Copy out the records precisely, omitting pictures.
::::
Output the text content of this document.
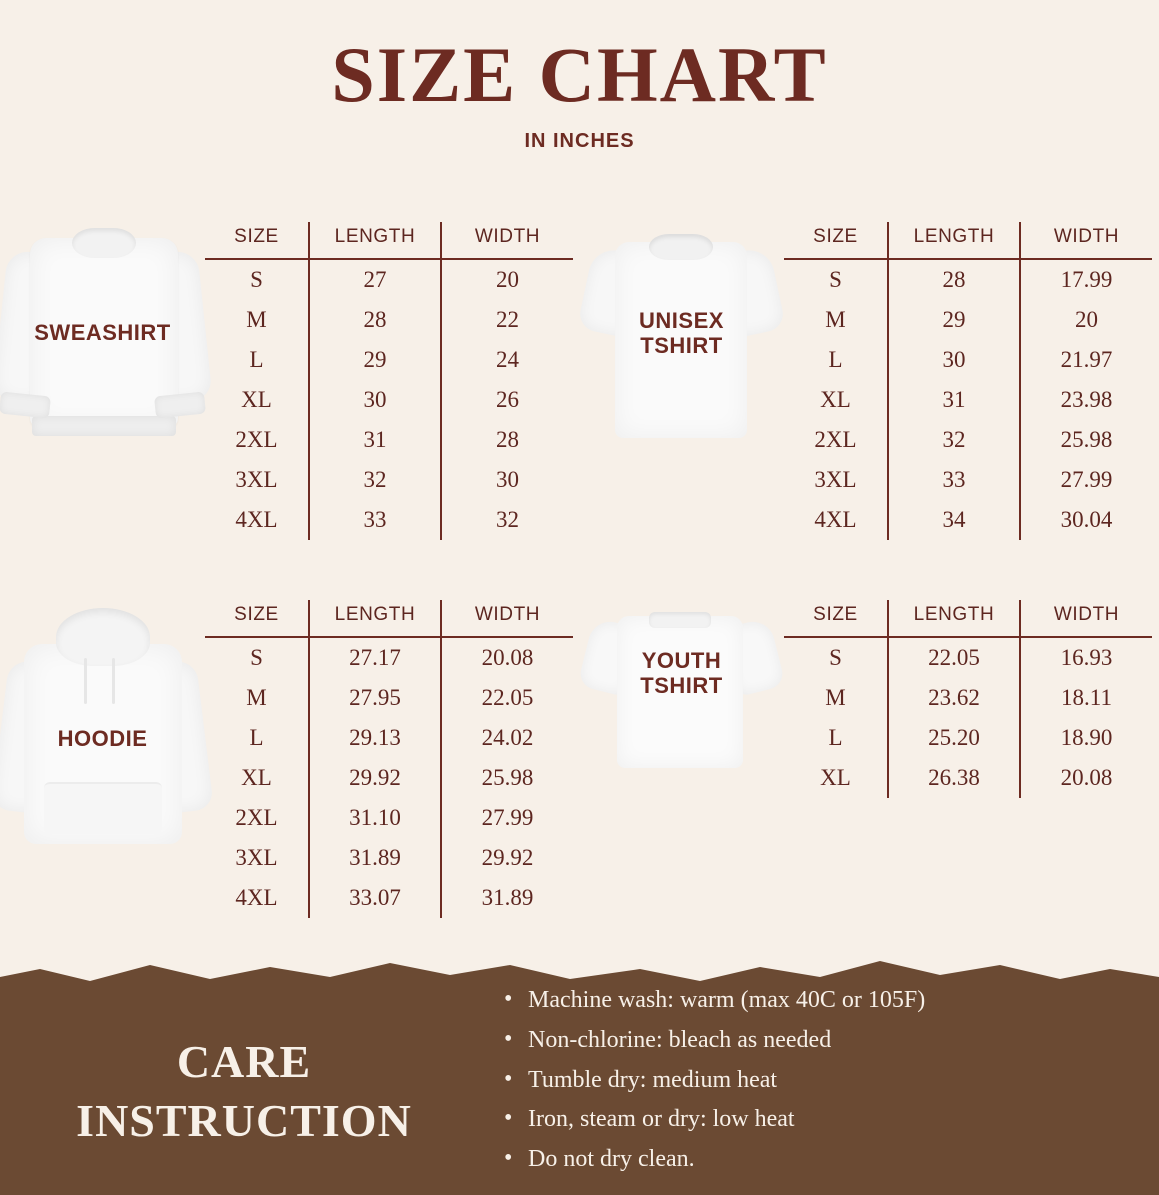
SIZE CHART
IN INCHES
SWEASHIRT
SIZE	LENGTH	WIDTH
S	27	20
M	28	22
L	29	24
XL	30	26
2XL	31	28
3XL	32	30
4XL	33	32
UNISEX
TSHIRT
SIZE	LENGTH	WIDTH
S	28	17.99
M	29	20
L	30	21.97
XL	31	23.98
2XL	32	25.98
3XL	33	27.99
4XL	34	30.04
HOODIE
SIZE	LENGTH	WIDTH
S	27.17	20.08
M	27.95	22.05
L	29.13	24.02
XL	29.92	25.98
2XL	31.10	27.99
3XL	31.89	29.92
4XL	33.07	31.89
YOUTH
TSHIRT
SIZE	LENGTH	WIDTH
S	22.05	16.93
M	23.62	18.11
L	25.20	18.90
XL	26.38	20.08
CARE
INSTRUCTION
• Machine wash: warm (max 40C or 105F)
• Non-chlorine: bleach as needed
• Tumble dry: medium heat
• Iron, steam or dry: low heat
• Do not dry clean.
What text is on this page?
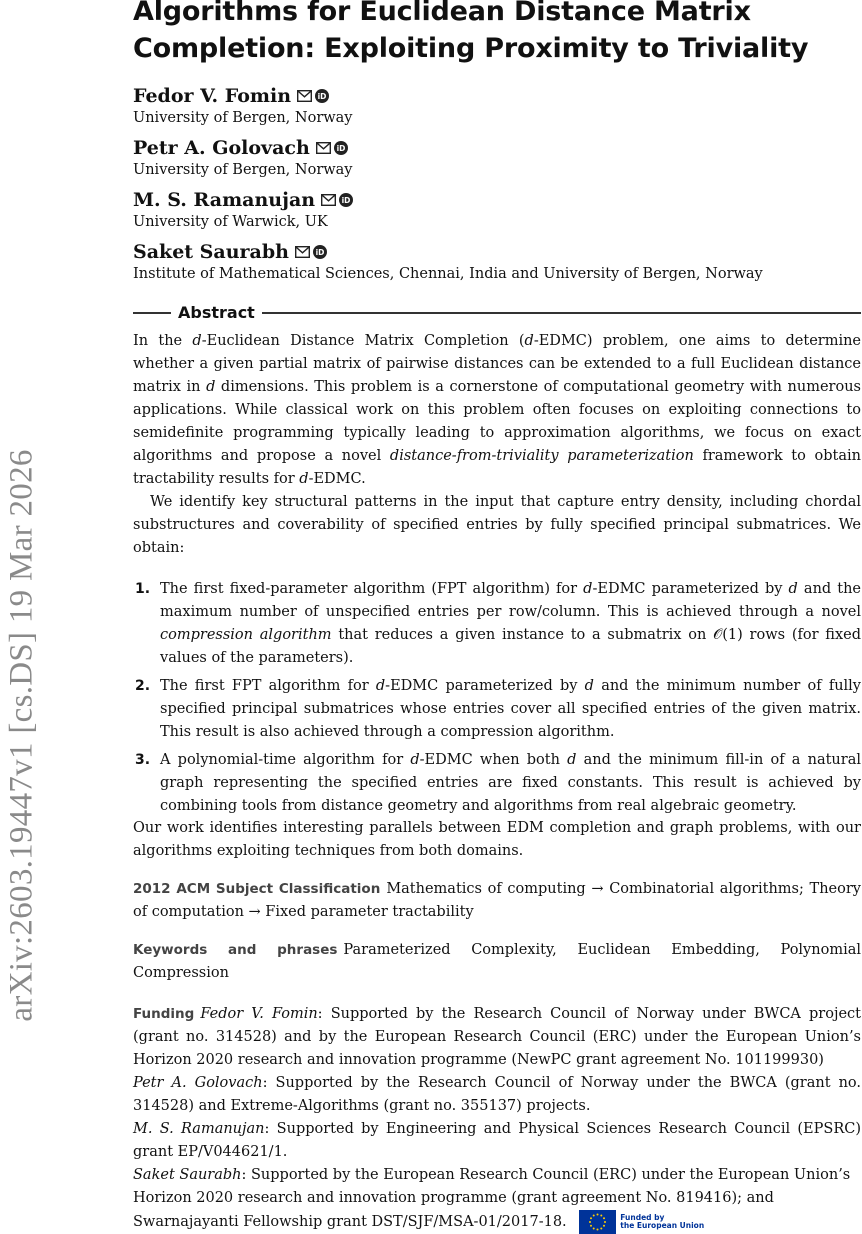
arXiv:2603.19447v1 [cs.DS] 19 Mar 2026
Algorithms for Euclidean Distance Matrix
Completion: Exploiting Proximity to Triviality
Fedor V. Fomin	iD
University of Bergen, Norway
Petr A. Golovach	iD
University of Bergen, Norway
M. S. Ramanujan	iD
University of Warwick, UK
Saket Saurabh	iD
Institute of Mathematical Sciences, Chennai, India and University of Bergen, Norway
Abstract
In the d-Euclidean Distance Matrix Completion (d-EDMC) problem, one aims to determine whether a given partial matrix of pairwise distances can be extended to a full Euclidean distance matrix in d dimensions. This problem is a cornerstone of computational geometry with numerous applications. While classical work on this problem often focuses on exploiting connections to semidefinite programming typically leading to approximation algorithms, we focus on exact algorithms and propose a novel distance-from-triviality parameterization framework to obtain tractability results for d-EDMC.
We identify key structural patterns in the input that capture entry density, including chordal substructures and coverability of specified entries by fully specified principal submatrices. We obtain:
1. The first fixed-parameter algorithm (FPT algorithm) for d-EDMC parameterized by d and the maximum number of unspecified entries per row/column. This is achieved through a novel compression algorithm that reduces a given instance to a submatrix on 𝒪(1) rows (for fixed values of the parameters).
2. The first FPT algorithm for d-EDMC parameterized by d and the minimum number of fully specified principal submatrices whose entries cover all specified entries of the given matrix. This result is also achieved through a compression algorithm.
3. A polynomial-time algorithm for d-EDMC when both d and the minimum fill-in of a natural graph representing the specified entries are fixed constants. This result is achieved by combining tools from distance geometry and algorithms from real algebraic geometry.
Our work identifies interesting parallels between EDM completion and graph problems, with our algorithms exploiting techniques from both domains.
2012 ACM Subject Classification Mathematics of computing → Combinatorial algorithms; Theory of computation → Fixed parameter tractability
Keywords and phrases Parameterized Complexity, Euclidean Embedding, Polynomial Compression
Funding Fedor V. Fomin: Supported by the Research Council of Norway under BWCA project (grant no. 314528) and by the European Research Council (ERC) under the European Union’s Horizon 2020 research and innovation programme (NewPC grant agreement No. 101199930)
Petr A. Golovach: Supported by the Research Council of Norway under the BWCA (grant no. 314528) and Extreme-Algorithms (grant no. 355137) projects.
M. S. Ramanujan: Supported by Engineering and Physical Sciences Research Council (EPSRC) grant EP/V044621/1.
Saket Saurabh: Supported by the European Research Council (ERC) under the European Union’s Horizon 2020 research and innovation programme (grant agreement No. 819416); and Swarnajayanti Fellowship grant DST/SJF/MSA-01/2017-18.	Funded by
the European Union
::::
▸ Complete output:
Output the text content of this document.
SIZE CHART
IN INCHES
SWEASHIRT
SIZE	LENGTH	WIDTH
S	27	20
M	28	22
L	29	24
XL	30	26
2XL	31	28
3XL	32	30
4XL	33	32
UNISEX
TSHIRT
SIZE	LENGTH	WIDTH
S	28	17.99
M	29	20
L	30	21.97
XL	31	23.98
2XL	32	25.98
3XL	33	27.99
4XL	34	30.04
HOODIE
SIZE	LENGTH	WIDTH
S	27.17	20.08
M	27.95	22.05
L	29.13	24.02
XL	29.92	25.98
2XL	31.10	27.99
3XL	31.89	29.92
4XL	33.07	31.89
YOUTH
TSHIRT
SIZE	LENGTH	WIDTH
S	22.05	16.93
M	23.62	18.11
L	25.20	18.90
XL	26.38	20.08
CARE
INSTRUCTION
• Machine wash: warm (max 40C or 105F)
• Non-chlorine: bleach as needed
• Tumble dry: medium heat
• Iron, steam or dry: low heat
• Do not dry clean.
What text is on this page?
arXiv:2603.19447v1 [cs.DS] 19 Mar 2026
Algorithms for Euclidean Distance Matrix
Completion: Exploiting Proximity to Triviality
Fedor V. Fomin	iD
University of Bergen, Norway
Petr A. Golovach	iD
University of Bergen, Norway
M. S. Ramanujan	iD
University of Warwick, UK
Saket Saurabh	iD
Institute of Mathematical Sciences, Chennai, India and University of Bergen, Norway
Abstract
In the d-Euclidean Distance Matrix Completion (d-EDMC) problem, one aims to determine whether a given partial matrix of pairwise distances can be extended to a full Euclidean distance matrix in d dimensions. This problem is a cornerstone of computational geometry with numerous applications. While classical work on this problem often focuses on exploiting connections to semidefinite programming typically leading to approximation algorithms, we focus on exact algorithms and propose a novel distance-from-triviality parameterization framework to obtain tractability results for d-EDMC.
We identify key structural patterns in the input that capture entry density, including chordal substructures and coverability of specified entries by fully specified principal submatrices. We obtain:
1. The first fixed-parameter algorithm (FPT algorithm) for d-EDMC parameterized by d and the maximum number of unspecified entries per row/column. This is achieved through a novel compression algorithm that reduces a given instance to a submatrix on 𝒪(1) rows (for fixed values of the parameters).
2. The first FPT algorithm for d-EDMC parameterized by d and the minimum number of fully specified principal submatrices whose entries cover all specified entries of the given matrix. This result is also achieved through a compression algorithm.
3. A polynomial-time algorithm for d-EDMC when both d and the minimum fill-in of a natural graph representing the specified entries are fixed constants. This result is achieved by combining tools from distance geometry and algorithms from real algebraic geometry.
Our work identifies interesting parallels between EDM completion and graph problems, with our algorithms exploiting techniques from both domains.
2012 ACM Subject Classification Mathematics of computing → Combinatorial algorithms; Theory of computation → Fixed parameter tractability
Keywords and phrases Parameterized Complexity, Euclidean Embedding, Polynomial Compression
Funding Fedor V. Fomin: Supported by the Research Council of Norway under BWCA project (grant no. 314528) and by the European Research Council (ERC) under the European Union’s Horizon 2020 research and innovation programme (NewPC grant agreement No. 101199930)
Petr A. Golovach: Supported by the Research Council of Norway under the BWCA (grant no. 314528) and Extreme-Algorithms (grant no. 355137) projects.
M. S. Ramanujan: Supported by Engineering and Physical Sciences Research Council (EPSRC) grant EP/V044621/1.
Saket Saurabh: Supported by the European Research Council (ERC) under the European Union’s Horizon 2020 research and innovation programme (grant agreement No. 819416); and Swarnajayanti Fellowship grant DST/SJF/MSA-01/2017-18.	Funded by
the European Union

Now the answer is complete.